▸ What needs to be done: Copy the rows from the first one through the row containing "warning-line-access: If someone", inclusive, but change "modal-title" to "dialog-title" and keep everything else the same.

Data listing:
■ ■ ■ ■ ■ ■ ■
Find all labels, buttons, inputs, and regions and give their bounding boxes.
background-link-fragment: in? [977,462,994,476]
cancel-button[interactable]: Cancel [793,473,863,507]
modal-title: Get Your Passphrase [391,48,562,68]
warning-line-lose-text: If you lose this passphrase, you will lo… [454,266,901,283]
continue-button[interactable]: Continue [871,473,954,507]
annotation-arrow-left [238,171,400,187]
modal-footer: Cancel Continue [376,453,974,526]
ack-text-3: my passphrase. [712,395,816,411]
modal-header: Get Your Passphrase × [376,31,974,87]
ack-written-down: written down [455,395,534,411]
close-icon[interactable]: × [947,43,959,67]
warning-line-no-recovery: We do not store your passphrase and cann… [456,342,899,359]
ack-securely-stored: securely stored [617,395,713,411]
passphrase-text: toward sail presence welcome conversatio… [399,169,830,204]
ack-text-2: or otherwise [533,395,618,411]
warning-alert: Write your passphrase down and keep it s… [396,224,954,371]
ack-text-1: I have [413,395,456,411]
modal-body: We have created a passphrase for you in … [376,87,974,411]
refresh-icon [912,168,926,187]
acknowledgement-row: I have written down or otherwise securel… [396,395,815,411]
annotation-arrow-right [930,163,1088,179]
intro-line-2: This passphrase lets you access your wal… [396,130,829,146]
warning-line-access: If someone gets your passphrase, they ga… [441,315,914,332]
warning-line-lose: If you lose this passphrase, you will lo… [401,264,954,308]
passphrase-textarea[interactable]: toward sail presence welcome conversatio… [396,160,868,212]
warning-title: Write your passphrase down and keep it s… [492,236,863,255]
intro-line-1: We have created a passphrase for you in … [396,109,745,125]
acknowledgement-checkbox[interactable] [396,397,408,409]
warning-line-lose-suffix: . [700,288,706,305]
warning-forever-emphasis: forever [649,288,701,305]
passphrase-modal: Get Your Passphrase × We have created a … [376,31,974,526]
■ ■ ■ ■ ■ ■ ■
▸ Written reply:
Find all labels, buttons, inputs, and regions and give their bounding boxes.
background-link-fragment: in? [977,462,994,476]
cancel-button[interactable]: Cancel [793,473,863,507]
dialog-title: Get Your Passphrase [391,48,562,68]
warning-line-lose-text: If you lose this passphrase, you will lo… [454,266,901,283]
continue-button[interactable]: Continue [871,473,954,507]
annotation-arrow-left [238,171,400,187]
modal-footer: Cancel Continue [376,453,974,526]
ack-text-3: my passphrase. [712,395,816,411]
modal-header: Get Your Passphrase × [376,31,974,87]
ack-written-down: written down [455,395,534,411]
close-icon[interactable]: × [947,43,959,67]
warning-line-no-recovery: We do not store your passphrase and cann… [456,342,899,359]
ack-securely-stored: securely stored [617,395,713,411]
passphrase-text: toward sail presence welcome conversatio… [399,169,830,204]
ack-text-2: or otherwise [533,395,618,411]
warning-alert: Write your passphrase down and keep it s… [396,224,954,371]
ack-text-1: I have [413,395,456,411]
modal-body: We have created a passphrase for you in … [376,87,974,411]
refresh-icon [912,168,926,187]
acknowledgement-row: I have written down or otherwise securel… [396,395,815,411]
annotation-arrow-right [930,163,1088,179]
intro-line-2: This passphrase lets you access your wal… [396,130,829,146]
warning-line-access: If someone gets your passphrase, they ga… [441,315,914,332]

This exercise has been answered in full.